**DIRECTIONS FOR THIS TASK**
Reproduce every line of the items below verbatim, leaving out the pictures.
==== ENTRIES SHOWN ====
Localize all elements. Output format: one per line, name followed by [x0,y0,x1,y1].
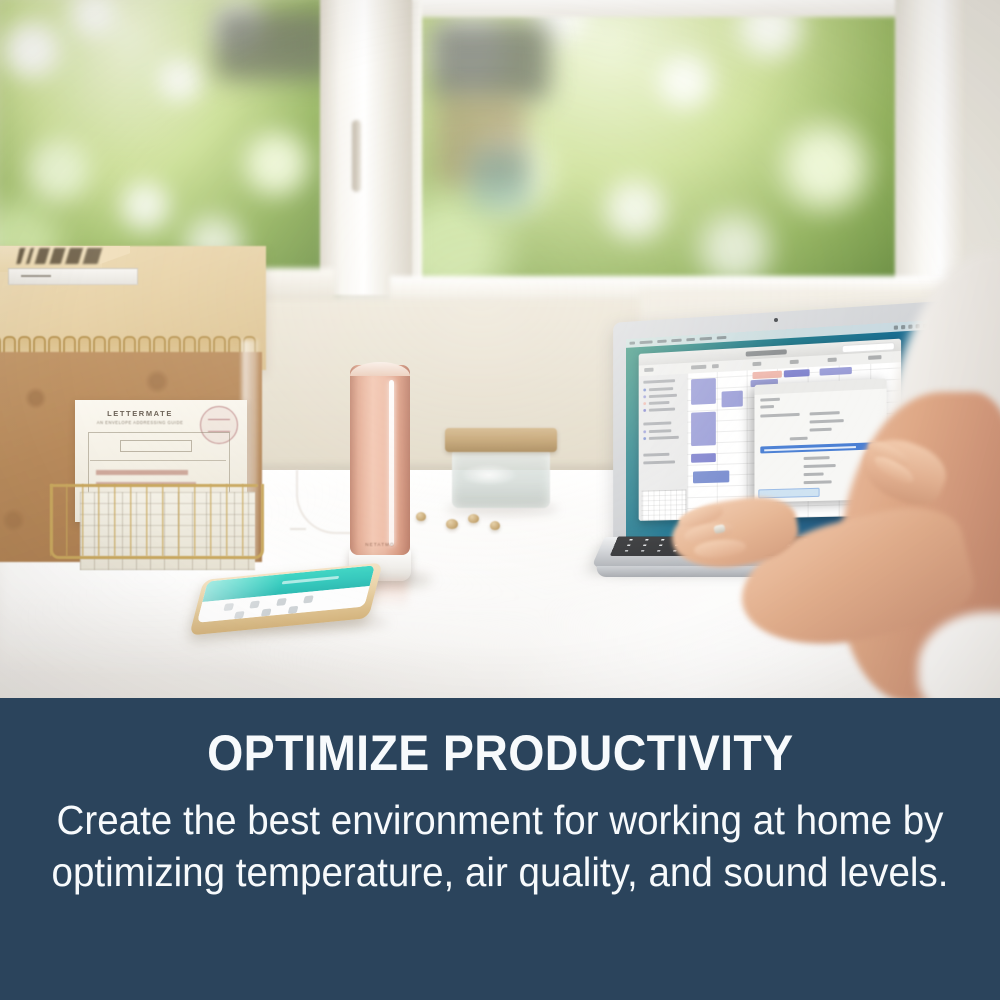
calendar-event[interactable] [753,371,782,380]
glass-jar-wooden-lid [445,428,557,452]
scattered-nut [468,514,479,523]
window-frame-right [895,0,965,285]
netatmo-led-strip [389,380,394,546]
window-mullion [320,0,412,295]
window-frame-top [390,0,950,17]
dialog-selected-row[interactable] [760,442,880,453]
background-building-bokeh-left [215,10,335,80]
lettermate-card-redline-1 [96,470,188,475]
product-lifestyle-image: LETTERMATE AN ENVELOPE ADDRESSING GUIDE … [0,0,1000,1000]
calendar-event[interactable] [722,391,743,408]
lettermate-card-field [120,440,192,452]
caption-banner: OPTIMIZE PRODUCTIVITY Create the best en… [0,698,1000,1000]
calendar-mini-month[interactable] [641,489,686,520]
scattered-nut [490,521,500,530]
lettermate-card-title: LETTERMATE [95,409,185,418]
calendar-event[interactable] [691,378,716,405]
calendar-event[interactable] [691,453,716,463]
background-building-bokeh-mid [430,22,550,100]
caption-banner-content: OPTIMIZE PRODUCTIVITY Create the best en… [0,698,1000,1000]
background-teal-bokeh [470,150,530,210]
netatmo-cable-tail [290,528,306,530]
folder-handwritten-label [16,248,105,264]
caption-headline: OPTIMIZE PRODUCTIVITY [207,728,794,778]
glass-jar [452,450,550,508]
brass-card-holder-wires [50,484,258,556]
lettermate-card-rule [90,460,226,461]
lettermate-card-subtitle: AN ENVELOPE ADDRESSING GUIDE [85,420,195,425]
scattered-nut [446,519,458,529]
window-handle [352,120,361,192]
calendar-sidebar[interactable] [639,374,689,521]
calendar-window-title [746,349,787,356]
folder-label-strip [8,268,138,285]
calendar-event[interactable] [693,470,729,483]
calendar-event[interactable] [691,412,716,446]
netatmo-brand-label: NETATMO [358,542,402,547]
calendar-event[interactable] [784,369,810,377]
caption-subtext: Create the best environment for working … [49,794,951,899]
calendar-event[interactable] [820,367,852,376]
netatmo-air-sensor [350,365,410,555]
brass-card-holder-rail [50,484,258,487]
lifestyle-photo: LETTERMATE AN ENVELOPE ADDRESSING GUIDE … [0,0,1000,698]
scattered-nut [416,512,426,521]
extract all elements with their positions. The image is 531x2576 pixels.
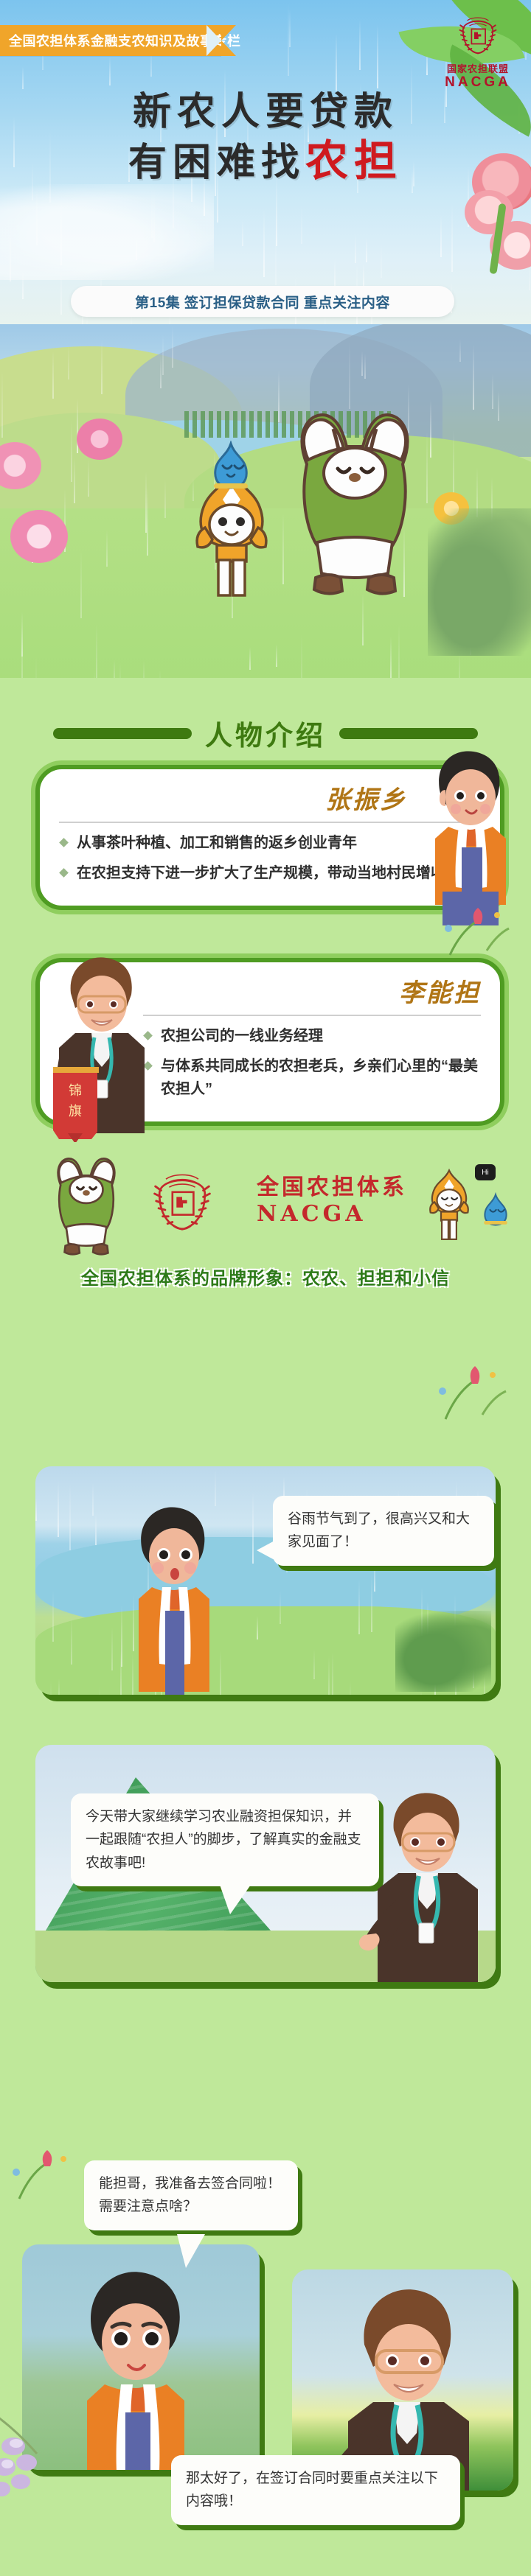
zhangzhenxiang-character <box>117 1502 227 1695</box>
logo-chinese-name: 国家农担联盟 <box>434 63 522 75</box>
ribbon-label: 全国农担体系金融支农知识及故事专栏 <box>0 31 241 50</box>
speech-bubble-4: 那太好了，在签订合同时要重点关注以下内容哦！ <box>171 2455 460 2525</box>
ribbon-tail-decor <box>221 25 236 56</box>
speech-bubble-2: 今天带大家继续学习农业融资担保知识，并一起跟随“农担人”的脚步，了解真实的金融支… <box>71 1793 379 1886</box>
brand-acronym: NACGA <box>257 1201 407 1227</box>
bubble-tail-decor <box>257 1540 276 1561</box>
lotus-decor <box>395 1611 491 1692</box>
characters-section: 人物介绍 张振乡 从事茶叶种植、加工和销售的返乡创业青年 在农担支持下进一步扩大… <box>0 678 531 1459</box>
flower-icon <box>10 510 68 563</box>
mascot-scene <box>0 324 531 678</box>
category-ribbon: 全国农担体系金融支农知识及故事专栏 <box>0 25 221 56</box>
dandan-green-mascot <box>38 1149 134 1264</box>
list-item: 农担公司的一线业务经理 <box>143 1025 481 1048</box>
section-title: 人物介绍 <box>205 713 326 753</box>
episode-label: 第15集 签订担保贷款合同 重点关注内容 <box>135 292 390 312</box>
flower-sprig-decor <box>435 899 516 962</box>
bubble-text: 今天带大家继续学习农业融资担保知识，并一起跟随“农担人”的脚步，了解真实的金融支… <box>86 1805 364 1875</box>
flower-sprig-decor <box>6 2144 80 2207</box>
xiaoxin-blue-mascot <box>478 1192 513 1237</box>
nacga-logo: 国家农担联盟 NACGA <box>434 9 522 90</box>
comic-panel-2: 今天带大家继续学习农业融资担保知识，并一起跟随“农担人”的脚步，了解真实的金融支… <box>35 1745 496 1982</box>
linengdan-avatar: 锦 旗 <box>46 951 156 1146</box>
hi-label: Hi <box>482 1169 488 1177</box>
character-bullets: 农担公司的一线业务经理 与体系共同成长的农担老兵，乡亲们心里的“最美农担人” <box>143 1025 481 1101</box>
nongnong-orange-mascot <box>420 1167 478 1252</box>
headline-line-2-black: 有困难找 <box>128 140 305 185</box>
bubble-text: 那太好了，在签订合同时要重点关注以下内容哦！ <box>186 2467 445 2513</box>
brand-caption-text: 全国农担体系的品牌形象：农农、担担和小信 <box>81 1269 450 1289</box>
cloud-decor <box>0 184 214 280</box>
list-item: 与体系共同成长的农担老兵，乡亲们心里的“最美农担人” <box>143 1055 481 1101</box>
dandan-green-mascot <box>285 398 425 608</box>
title-bar-right-decor <box>339 728 478 739</box>
brand-chinese-name: 全国农担体系 <box>257 1169 407 1201</box>
speech-bubble-3: 能担哥，我准备去签合同啦！需要注意点啥？ <box>84 2160 298 2230</box>
headline-line-2: 有困难找农担 <box>0 135 531 187</box>
divider <box>143 1015 481 1016</box>
hi-bubble: Hi <box>475 1164 496 1180</box>
comic-panel-1: 谷雨节气到了，很高兴又和大家见面了！ <box>35 1466 496 1695</box>
page-title: 新农人要贷款 有困难找农担 <box>0 88 531 187</box>
ribbon-notch-decor <box>206 25 221 56</box>
title-bar-left-decor <box>53 728 192 739</box>
bubble-text: 谷雨节气到了，很高兴又和大家见面了！ <box>288 1508 479 1554</box>
headline-line-1: 新农人要贷款 <box>0 88 531 135</box>
xiaoxin-blue-mascot <box>205 441 257 503</box>
comic-section: 谷雨节气到了，很高兴又和大家见面了！ 今天带大家继续学习农业融资担保知识，并一起… <box>0 1459 531 2576</box>
episode-pill: 第15集 签订担保贷款合同 重点关注内容 <box>71 286 454 317</box>
poster-page: 全国农担体系金融支农知识及故事专栏 <box>0 0 531 2576</box>
brand-text: 全国农担体系 NACGA <box>257 1169 407 1227</box>
bubble-tail-decor <box>177 2234 205 2268</box>
bubble-tail-decor <box>220 1885 251 1914</box>
character-name: 李能担 <box>143 973 481 1009</box>
linengdan-character <box>353 1788 493 1982</box>
flower-sprig-decor <box>428 1356 509 1426</box>
nacga-emblem-icon <box>142 1161 223 1246</box>
flower-icon <box>77 419 122 460</box>
brand-caption: 全国农担体系的品牌形象：农农、担担和小信 <box>0 1264 531 1289</box>
hero-banner: 全国农担体系金融支农知识及故事专栏 <box>0 0 531 324</box>
brand-row: 全国农担体系 NACGA Hi <box>0 1149 531 1260</box>
bubble-text: 能担哥，我准备去签合同啦！需要注意点啥？ <box>99 2172 283 2219</box>
wisteria-decor <box>0 2408 106 2515</box>
speech-bubble-1: 谷雨节气到了，很高兴又和大家见面了！ <box>273 1496 494 1566</box>
svg-text:锦: 锦 <box>69 1083 82 1099</box>
bush-decor <box>428 508 531 656</box>
headline-line-2-red: 农担 <box>305 136 403 186</box>
svg-text:旗: 旗 <box>69 1104 82 1119</box>
nacga-emblem-icon <box>451 9 504 62</box>
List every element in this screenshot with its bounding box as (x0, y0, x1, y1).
====
**TASK SOLUTION**
Localize all elements. Output format: one per line, name followed by [x0,y0,x1,y1].
calendar-event[interactable] [753,371,782,380]
glass-jar-wooden-lid [445,428,557,452]
scattered-nut [468,514,479,523]
window-frame-right [895,0,965,285]
netatmo-led-strip [389,380,394,546]
window-mullion [320,0,412,295]
window-frame-top [390,0,950,17]
dialog-selected-row[interactable] [760,442,880,453]
background-building-bokeh-left [215,10,335,80]
lettermate-card-redline-1 [96,470,188,475]
product-lifestyle-image: LETTERMATE AN ENVELOPE ADDRESSING GUIDE … [0,0,1000,1000]
calendar-event[interactable] [722,391,743,408]
lettermate-card-field [120,440,192,452]
caption-banner: OPTIMIZE PRODUCTIVITY Create the best en… [0,698,1000,1000]
calendar-mini-month[interactable] [641,489,686,520]
scattered-nut [490,521,500,530]
lettermate-card-title: LETTERMATE [95,409,185,418]
calendar-event[interactable] [691,378,716,405]
calendar-event[interactable] [691,453,716,463]
background-building-bokeh-mid [430,22,550,100]
caption-banner-content: OPTIMIZE PRODUCTIVITY Create the best en… [0,698,1000,1000]
background-teal-bokeh [470,150,530,210]
netatmo-cable-tail [290,528,306,530]
folder-handwritten-label [16,248,105,264]
caption-headline: OPTIMIZE PRODUCTIVITY [207,728,794,778]
glass-jar [452,450,550,508]
brass-card-holder-wires [50,484,258,556]
lettermate-card-rule [90,460,226,461]
lettermate-card-subtitle: AN ENVELOPE ADDRESSING GUIDE [85,420,195,425]
scattered-nut [446,519,458,529]
window-handle [352,120,361,192]
calendar-sidebar[interactable] [639,374,689,521]
calendar-window-title [746,349,787,356]
folder-label-strip [8,268,138,285]
calendar-event[interactable] [693,470,729,483]
calendar-event[interactable] [691,412,716,446]
netatmo-brand-label: NETATMO [358,542,402,547]
calendar-event[interactable] [784,369,810,377]
caption-subtext: Create the best environment for working … [49,794,951,899]
calendar-event[interactable] [820,367,852,376]
netatmo-air-sensor [350,365,410,555]
brass-card-holder-rail [50,484,258,487]
lifestyle-photo: LETTERMATE AN ENVELOPE ADDRESSING GUIDE … [0,0,1000,698]
scattered-nut [416,512,426,521]
extract all elements with their positions. The image is 531x2576 pixels.
zhangzhenxiang-character <box>117 1502 227 1695</box>
logo-chinese-name: 国家农担联盟 <box>434 63 522 75</box>
ribbon-label: 全国农担体系金融支农知识及故事专栏 <box>0 31 241 50</box>
speech-bubble-4: 那太好了，在签订合同时要重点关注以下内容哦！ <box>171 2455 460 2525</box>
ribbon-tail-decor <box>221 25 236 56</box>
speech-bubble-2: 今天带大家继续学习农业融资担保知识，并一起跟随“农担人”的脚步，了解真实的金融支… <box>71 1793 379 1886</box>
brand-acronym: NACGA <box>257 1201 407 1227</box>
bubble-tail-decor <box>257 1540 276 1561</box>
lotus-decor <box>395 1611 491 1692</box>
characters-section: 人物介绍 张振乡 从事茶叶种植、加工和销售的返乡创业青年 在农担支持下进一步扩大… <box>0 678 531 1459</box>
flower-icon <box>10 510 68 563</box>
mascot-scene <box>0 324 531 678</box>
category-ribbon: 全国农担体系金融支农知识及故事专栏 <box>0 25 221 56</box>
dandan-green-mascot <box>38 1149 134 1264</box>
list-item: 农担公司的一线业务经理 <box>143 1025 481 1048</box>
section-title: 人物介绍 <box>205 713 326 753</box>
episode-label: 第15集 签订担保贷款合同 重点关注内容 <box>135 292 390 312</box>
flower-sprig-decor <box>435 899 516 962</box>
bubble-text: 今天带大家继续学习农业融资担保知识，并一起跟随“农担人”的脚步，了解真实的金融支… <box>86 1805 364 1875</box>
flower-sprig-decor <box>6 2144 80 2207</box>
xiaoxin-blue-mascot <box>478 1192 513 1237</box>
nacga-logo: 国家农担联盟 NACGA <box>434 9 522 90</box>
comic-panel-2: 今天带大家继续学习农业融资担保知识，并一起跟随“农担人”的脚步，了解真实的金融支… <box>35 1745 496 1982</box>
linengdan-avatar: 锦 旗 <box>46 951 156 1146</box>
hi-label: Hi <box>482 1169 488 1177</box>
character-bullets: 农担公司的一线业务经理 与体系共同成长的农担老兵，乡亲们心里的“最美农担人” <box>143 1025 481 1101</box>
nongnong-orange-mascot <box>420 1167 478 1252</box>
headline-line-2-black: 有困难找 <box>128 140 305 185</box>
bubble-text: 那太好了，在签订合同时要重点关注以下内容哦！ <box>186 2467 445 2513</box>
brand-caption-text: 全国农担体系的品牌形象：农农、担担和小信 <box>81 1269 450 1289</box>
cloud-decor <box>0 184 214 280</box>
list-item: 与体系共同成长的农担老兵，乡亲们心里的“最美农担人” <box>143 1055 481 1101</box>
dandan-green-mascot <box>285 398 425 608</box>
title-bar-right-decor <box>339 728 478 739</box>
brand-chinese-name: 全国农担体系 <box>257 1169 407 1201</box>
speech-bubble-3: 能担哥，我准备去签合同啦！需要注意点啥？ <box>84 2160 298 2230</box>
headline-line-2: 有困难找农担 <box>0 135 531 187</box>
divider <box>143 1015 481 1016</box>
hi-bubble: Hi <box>475 1164 496 1180</box>
comic-panel-1: 谷雨节气到了，很高兴又和大家见面了！ <box>35 1466 496 1695</box>
page-title: 新农人要贷款 有困难找农担 <box>0 88 531 187</box>
ribbon-notch-decor <box>206 25 221 56</box>
title-bar-left-decor <box>53 728 192 739</box>
bubble-text: 谷雨节气到了，很高兴又和大家见面了！ <box>288 1508 479 1554</box>
headline-line-1: 新农人要贷款 <box>0 88 531 135</box>
xiaoxin-blue-mascot <box>205 441 257 503</box>
comic-section: 谷雨节气到了，很高兴又和大家见面了！ 今天带大家继续学习农业融资担保知识，并一起… <box>0 1459 531 2576</box>
episode-pill: 第15集 签订担保贷款合同 重点关注内容 <box>71 286 454 317</box>
poster-page: 全国农担体系金融支农知识及故事专栏 <box>0 0 531 2576</box>
brand-text: 全国农担体系 NACGA <box>257 1169 407 1227</box>
bubble-tail-decor <box>177 2234 205 2268</box>
bubble-tail-decor <box>220 1885 251 1914</box>
character-name: 李能担 <box>143 973 481 1009</box>
linengdan-character <box>353 1788 493 1982</box>
flower-sprig-decor <box>428 1356 509 1426</box>
nacga-emblem-icon <box>142 1161 223 1246</box>
flower-icon <box>77 419 122 460</box>
brand-caption: 全国农担体系的品牌形象：农农、担担和小信 <box>0 1264 531 1289</box>
hero-banner: 全国农担体系金融支农知识及故事专栏 <box>0 0 531 324</box>
brand-row: 全国农担体系 NACGA Hi <box>0 1149 531 1260</box>
bubble-text: 能担哥，我准备去签合同啦！需要注意点啥？ <box>99 2172 283 2219</box>
wisteria-decor <box>0 2408 106 2515</box>
speech-bubble-1: 谷雨节气到了，很高兴又和大家见面了！ <box>273 1496 494 1566</box>
svg-text:锦: 锦 <box>69 1083 82 1099</box>
bush-decor <box>428 508 531 656</box>
headline-line-2-red: 农担 <box>305 136 403 186</box>
svg-text:旗: 旗 <box>69 1104 82 1119</box>
nacga-emblem-icon <box>451 9 504 62</box>
List every element in this screenshot with its bounding box as (x0, y0, x1, y1).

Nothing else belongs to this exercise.